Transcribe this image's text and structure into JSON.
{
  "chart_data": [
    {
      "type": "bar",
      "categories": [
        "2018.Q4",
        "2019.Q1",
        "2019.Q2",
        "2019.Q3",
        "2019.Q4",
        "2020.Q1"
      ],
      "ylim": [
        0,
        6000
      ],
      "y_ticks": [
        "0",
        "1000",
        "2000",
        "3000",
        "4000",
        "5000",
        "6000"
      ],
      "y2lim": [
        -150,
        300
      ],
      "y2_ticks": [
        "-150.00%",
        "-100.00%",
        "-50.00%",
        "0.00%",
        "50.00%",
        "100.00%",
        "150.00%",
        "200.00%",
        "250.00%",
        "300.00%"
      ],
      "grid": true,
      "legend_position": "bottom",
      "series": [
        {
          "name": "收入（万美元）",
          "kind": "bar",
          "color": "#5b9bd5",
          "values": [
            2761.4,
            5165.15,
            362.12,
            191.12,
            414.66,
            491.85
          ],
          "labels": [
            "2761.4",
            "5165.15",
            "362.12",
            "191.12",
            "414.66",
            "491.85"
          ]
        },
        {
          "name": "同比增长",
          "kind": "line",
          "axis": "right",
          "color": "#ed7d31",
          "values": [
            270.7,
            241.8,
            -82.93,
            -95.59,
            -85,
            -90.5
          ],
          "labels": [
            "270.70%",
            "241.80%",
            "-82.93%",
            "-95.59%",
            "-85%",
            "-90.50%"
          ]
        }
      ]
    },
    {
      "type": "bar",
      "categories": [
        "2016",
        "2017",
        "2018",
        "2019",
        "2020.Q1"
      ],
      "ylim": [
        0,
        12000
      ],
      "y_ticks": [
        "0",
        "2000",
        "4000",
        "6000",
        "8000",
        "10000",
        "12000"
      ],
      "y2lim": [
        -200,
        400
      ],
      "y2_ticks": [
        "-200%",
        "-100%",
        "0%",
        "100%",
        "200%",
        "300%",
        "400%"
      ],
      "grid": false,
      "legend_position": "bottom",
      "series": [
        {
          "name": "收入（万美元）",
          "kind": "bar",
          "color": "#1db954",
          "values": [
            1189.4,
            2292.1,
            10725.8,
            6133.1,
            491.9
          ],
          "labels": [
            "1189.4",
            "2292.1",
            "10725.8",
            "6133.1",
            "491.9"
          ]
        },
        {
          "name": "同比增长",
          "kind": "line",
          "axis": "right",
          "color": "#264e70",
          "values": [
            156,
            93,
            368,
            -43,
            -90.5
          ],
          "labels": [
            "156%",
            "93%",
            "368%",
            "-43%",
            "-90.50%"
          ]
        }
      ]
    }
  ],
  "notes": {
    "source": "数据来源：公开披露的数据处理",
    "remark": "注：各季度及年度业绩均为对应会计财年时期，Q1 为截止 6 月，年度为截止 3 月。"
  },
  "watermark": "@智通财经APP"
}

────────────────

- Aim -
Type out the entries again, word for word.

- Result -
Transcribe this image's text and structure into JSON.
{
  "chart_data": [
    {
      "type": "bar",
      "categories": [
        "2018.Q4",
        "2019.Q1",
        "2019.Q2",
        "2019.Q3",
        "2019.Q4",
        "2020.Q1"
      ],
      "ylim": [
        0,
        6000
      ],
      "y_ticks": [
        "0",
        "1000",
        "2000",
        "3000",
        "4000",
        "5000",
        "6000"
      ],
      "y2lim": [
        -150,
        300
      ],
      "y2_ticks": [
        "-150.00%",
        "-100.00%",
        "-50.00%",
        "0.00%",
        "50.00%",
        "100.00%",
        "150.00%",
        "200.00%",
        "250.00%",
        "300.00%"
      ],
      "grid": true,
      "legend_position": "bottom",
      "series": [
        {
          "name": "收入（万美元）",
          "kind": "bar",
          "color": "#5b9bd5",
          "values": [
            2761.4,
            5165.15,
            362.12,
            191.12,
            414.66,
            491.85
          ],
          "labels": [
            "2761.4",
            "5165.15",
            "362.12",
            "191.12",
            "414.66",
            "491.85"
          ]
        },
        {
          "name": "同比增长",
          "kind": "line",
          "axis": "right",
          "color": "#ed7d31",
          "values": [
            270.7,
            241.8,
            -82.93,
            -95.59,
            -85,
            -90.5
          ],
          "labels": [
            "270.70%",
            "241.80%",
            "-82.93%",
            "-95.59%",
            "-85%",
            "-90.50%"
          ]
        }
      ]
    },
    {
      "type": "bar",
      "categories": [
        "2016",
        "2017",
        "2018",
        "2019",
        "2020.Q1"
      ],
      "ylim": [
        0,
        12000
      ],
      "y_ticks": [
        "0",
        "2000",
        "4000",
        "6000",
        "8000",
        "10000",
        "12000"
      ],
      "y2lim": [
        -200,
        400
      ],
      "y2_ticks": [
        "-200%",
        "-100%",
        "0%",
        "100%",
        "200%",
        "300%",
        "400%"
      ],
      "grid": false,
      "legend_position": "bottom",
      "series": [
        {
          "name": "收入（万美元）",
          "kind": "bar",
          "color": "#1db954",
          "values": [
            1189.4,
            2292.1,
            10725.8,
            6133.1,
            491.9
          ],
          "labels": [
            "1189.4",
            "2292.1",
            "10725.8",
            "6133.1",
            "491.9"
          ]
        },
        {
          "name": "同比增长",
          "kind": "line",
          "axis": "right",
          "color": "#264e70",
          "values": [
            156,
            93,
            368,
            -43,
            -90.5
          ],
          "labels": [
            "156%",
            "93%",
            "368%",
            "-43%",
            "-90.50%"
          ]
        }
      ]
    }
  ],
  "notes": {
    "source": "数据来源：公开披露的数据处理",
    "remark": "注：各季度及年度业绩均为对应会计财年时期，Q1 为截止 6 月，年度为截止 3 月。"
  },
  "watermark": "@智通财经APP"
}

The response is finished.